3.4. Fase IV – Planeamento, organização e componentes técnicas e tácticas I Com o desenrolar das duas fases anteriores, nesta fase quatro, foi introduzida nas sessões de treino a componente táctica, em detrimento da motora, embora esta se mantivesse sempre presente durante o resto das sessões. Para a introdução de componentes tácticas nas sessões, o planeamento desta fase foi baseado não só nas avaliações iniciais realizadas, mas também através da análise do desenvolvimento conseguido durante as duas fases transactas. Desta forma, foi possível implementar de forma progressiva interacções entre os atletas, tornando-se esta fase não só essencial para a introdução a várias componentes tácticas mas também para fomentar a interacção e o bom relacionamento entre todos os atletas. O desenvolvimento das componentes tácticas foi conseguido inicialmente através de simples exercícios lúdicos de interacção entre todos os atletas, permitindo assim avançar de forma célere para exercícios em que esta componente pudesse ser aplicada em exercícios específicos do futebol. Para melhor se compreender o trabalho realizado nesta fase, apresenta-se um esquema base das sessões realizadas: Aquecimento dinâmico (Exercícios lúdicos com interacção entre atletas) Exercícios dinâmicos entre os atletas (Fomentação do espírito de grupo) Exercícios com bola entre equipas (Aumentar o nível de interacção entre pequenos grupos) Exercícios de finalização em grupo com condicionantes (Adaptar algumas componentes tácticas básicas a exercícios de finalização) Após algumas reuniões informais com o técnico cooperante, concordou-se que a melhor abordagem para a inserção da componente táctica nas sessões de treino, considerando que se tratava de jovens atletas, seria através de interacções simples entre os atletas para que estes conseguissem de forma involuntária assimilar algumas componentes essenciais na iniciação da abordagem táctica. Nesta fase foi novamente importante ter em especial atenção a forma que era adoptada para a planificação dos exercícios, sendo que estes teriam de ser realizados com o objectivo de conseguir um desenvolvimento multilateral dos atletas, e nunca uma especialização precoce.

3.5. Fase V – Planeamento, organização e componentes técnicas e tácticas II Toda esta quinta fase foi constituída à semelhança da anterior, sendo que a única diferença constituiu no desenvolvimento de exercícios de complexidade superior, para que se pudesse exigir um pouco mais das capacidades desenvolvidas até à data pelos atletas. Durante este período do planeamento do Projecto, os atletas começaram a mostrar um maior entrosamento entre si, e também um maior à vontade com o tipo de exercício realizado. Com estes factores a evidenciarem-se foi possível visualizar uma melhor prestação geral do grupo, demonstrando assim que o planeamento estava a decorrer como previsto.

◆ **Material de estudo**
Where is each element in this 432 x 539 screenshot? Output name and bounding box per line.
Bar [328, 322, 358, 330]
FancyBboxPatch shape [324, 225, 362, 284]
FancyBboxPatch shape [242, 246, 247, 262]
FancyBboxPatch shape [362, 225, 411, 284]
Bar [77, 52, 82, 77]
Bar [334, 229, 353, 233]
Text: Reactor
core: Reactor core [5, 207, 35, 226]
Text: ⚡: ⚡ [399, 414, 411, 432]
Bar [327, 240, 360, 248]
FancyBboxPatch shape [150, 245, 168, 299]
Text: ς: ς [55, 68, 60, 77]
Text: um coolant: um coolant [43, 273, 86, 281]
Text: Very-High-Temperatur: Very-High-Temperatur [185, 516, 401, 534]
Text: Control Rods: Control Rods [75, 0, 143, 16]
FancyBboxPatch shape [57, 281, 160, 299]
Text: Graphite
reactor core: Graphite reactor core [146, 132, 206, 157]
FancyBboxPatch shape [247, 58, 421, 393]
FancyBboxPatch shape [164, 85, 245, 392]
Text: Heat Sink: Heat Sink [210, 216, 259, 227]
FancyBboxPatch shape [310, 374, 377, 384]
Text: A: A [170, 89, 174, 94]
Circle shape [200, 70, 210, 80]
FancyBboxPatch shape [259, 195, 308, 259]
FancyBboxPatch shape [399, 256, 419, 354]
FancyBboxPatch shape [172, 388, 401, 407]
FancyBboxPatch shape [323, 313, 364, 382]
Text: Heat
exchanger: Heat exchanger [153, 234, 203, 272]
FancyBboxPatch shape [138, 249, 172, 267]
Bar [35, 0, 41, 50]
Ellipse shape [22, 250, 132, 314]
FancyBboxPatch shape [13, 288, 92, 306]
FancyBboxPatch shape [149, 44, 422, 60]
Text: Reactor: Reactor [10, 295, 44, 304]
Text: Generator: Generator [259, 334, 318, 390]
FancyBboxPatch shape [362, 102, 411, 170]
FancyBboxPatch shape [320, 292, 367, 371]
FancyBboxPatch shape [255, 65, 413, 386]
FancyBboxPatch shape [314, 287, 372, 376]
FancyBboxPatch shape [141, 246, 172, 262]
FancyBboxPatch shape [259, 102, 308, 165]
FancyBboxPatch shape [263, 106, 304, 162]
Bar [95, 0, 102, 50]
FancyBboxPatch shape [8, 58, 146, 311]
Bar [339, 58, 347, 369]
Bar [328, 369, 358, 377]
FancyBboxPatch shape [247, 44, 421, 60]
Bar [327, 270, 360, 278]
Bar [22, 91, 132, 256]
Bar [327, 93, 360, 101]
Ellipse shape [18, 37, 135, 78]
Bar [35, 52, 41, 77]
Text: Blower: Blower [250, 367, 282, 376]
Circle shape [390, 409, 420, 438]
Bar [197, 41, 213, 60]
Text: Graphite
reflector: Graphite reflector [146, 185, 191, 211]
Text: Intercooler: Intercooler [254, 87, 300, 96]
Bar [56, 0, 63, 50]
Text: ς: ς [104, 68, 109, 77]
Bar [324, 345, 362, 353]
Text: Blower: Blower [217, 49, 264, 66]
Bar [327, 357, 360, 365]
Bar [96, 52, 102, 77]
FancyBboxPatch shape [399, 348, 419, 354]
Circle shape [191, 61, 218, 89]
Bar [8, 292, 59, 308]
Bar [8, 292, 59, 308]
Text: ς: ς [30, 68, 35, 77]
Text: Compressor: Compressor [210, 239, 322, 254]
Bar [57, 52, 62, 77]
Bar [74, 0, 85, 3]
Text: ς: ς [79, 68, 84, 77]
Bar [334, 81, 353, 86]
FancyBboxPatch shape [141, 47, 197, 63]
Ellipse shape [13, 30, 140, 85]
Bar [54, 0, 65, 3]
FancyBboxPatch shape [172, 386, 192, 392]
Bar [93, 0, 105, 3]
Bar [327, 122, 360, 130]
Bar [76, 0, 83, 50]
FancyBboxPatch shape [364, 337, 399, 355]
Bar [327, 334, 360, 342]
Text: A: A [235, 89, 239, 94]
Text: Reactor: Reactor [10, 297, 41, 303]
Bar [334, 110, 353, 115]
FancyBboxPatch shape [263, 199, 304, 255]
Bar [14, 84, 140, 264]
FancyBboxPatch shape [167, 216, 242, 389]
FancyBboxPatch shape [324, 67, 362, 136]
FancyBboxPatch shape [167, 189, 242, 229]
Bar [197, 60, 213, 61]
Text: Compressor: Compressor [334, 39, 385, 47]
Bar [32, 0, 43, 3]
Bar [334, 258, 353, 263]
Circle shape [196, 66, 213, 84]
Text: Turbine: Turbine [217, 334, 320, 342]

◆ **Instruções**
(A) Diga se cada afirmação concorda com o texto sobre as fases de treino, respondendo sim ou não e citando as palavras decisivas do texto: (i) Na fase IV, a componente motora deixou de estar presente nas sessões. (ii) A fase V diferiu da anterior apenas pela maior complexidade dos exercícios. (iii) O planeamento dos exercícios visava uma especialização precoce dos atletas.
(B) Por favor, transcreva o trecho do texto sobre as fases de treino entre "3.5. Fase V" e "decorrer como previsto.", inclusive.
Não é preciso consultar a listagem.

◆ **Respostas por tarefa**
(A)
(i) Não: "embora esta se mantivesse sempre presente durante o resto das sessões".
(ii) Sim: "a única diferença constituiu no desenvolvimento de exercícios de complexidade superior".
(iii) Não: "com o objectivo de conseguir um desenvolvimento multilateral dos atletas, e nunca uma especialização precoce".

(B)
3.5. Fase V – Planeamento, organização e componentes técnicas e tácticas II Toda esta quinta fase foi constituída à semelhança da anterior, sendo que a única diferença constituiu no desenvolvimento de exercícios de complexidade superior, para que se pudesse exigir um pouco mais das capacidades desenvolvidas até à data pelos atletas. Durante este período do planeamento do Projecto, os atletas começaram a mostrar um maior entrosamento entre si, e também um maior à vontade com o tipo de exercício realizado. Com estes factores a evidenciarem-se foi possível visualizar uma melhor prestação geral do grupo, demonstrando assim que o planeamento estava a decorrer como previsto.